§ WRITTEN REQUEST:
Every entry must be given again exactly.

####################

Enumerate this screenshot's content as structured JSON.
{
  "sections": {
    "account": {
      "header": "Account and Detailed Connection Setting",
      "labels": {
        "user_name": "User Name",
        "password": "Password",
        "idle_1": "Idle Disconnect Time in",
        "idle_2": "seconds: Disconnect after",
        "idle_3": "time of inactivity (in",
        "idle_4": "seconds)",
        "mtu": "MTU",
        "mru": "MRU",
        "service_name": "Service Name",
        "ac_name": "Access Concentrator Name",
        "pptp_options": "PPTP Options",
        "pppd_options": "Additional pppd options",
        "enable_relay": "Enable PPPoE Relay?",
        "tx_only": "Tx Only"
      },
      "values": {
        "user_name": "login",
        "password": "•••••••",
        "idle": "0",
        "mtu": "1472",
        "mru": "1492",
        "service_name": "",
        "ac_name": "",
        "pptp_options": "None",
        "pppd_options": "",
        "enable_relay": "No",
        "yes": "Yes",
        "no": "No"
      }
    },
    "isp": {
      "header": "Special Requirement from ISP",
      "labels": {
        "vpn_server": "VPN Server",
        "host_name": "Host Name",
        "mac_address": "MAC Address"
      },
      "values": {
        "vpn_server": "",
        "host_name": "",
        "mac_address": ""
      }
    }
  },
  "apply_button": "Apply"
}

####################

§ ANSWER TO THE PROBLEM:
Enumerate this screenshot's content as structured JSON.
{
  "sections": {
    "account": {
      "header": "Account and Detailed Connection Setting",
      "labels": {
        "user_name": "User Name",
        "password": "Password",
        "idle_1": "Idle Disconnect Time in",
        "idle_2": "seconds: Disconnect after",
        "idle_3": "time of inactivity (in",
        "idle_4": "seconds)",
        "mtu": "MTU",
        "mru": "MRU",
        "service_name": "Service Name",
        "ac_name": "Access Concentrator Name",
        "pptp_options": "PPTP Options",
        "pppd_options": "Additional pppd options",
        "enable_relay": "Enable PPPoE Relay?",
        "tx_only": "Tx Only"
      },
      "values": {
        "user_name": "login",
        "password": "•••••••",
        "idle": "0",
        "mtu": "1472",
        "mru": "1492",
        "service_name": "",
        "ac_name": "",
        "pptp_options": "None",
        "pppd_options": "",
        "enable_relay": "No",
        "yes": "Yes",
        "no": "No"
      }
    },
    "isp": {
      "header": "Special Requirement from ISP",
      "labels": {
        "vpn_server": "VPN Server",
        "host_name": "Host Name",
        "mac_address": "MAC Address"
      },
      "values": {
        "vpn_server": "",
        "host_name": "",
        "mac_address": ""
      }
    }
  },
  "apply_button": "Apply"
}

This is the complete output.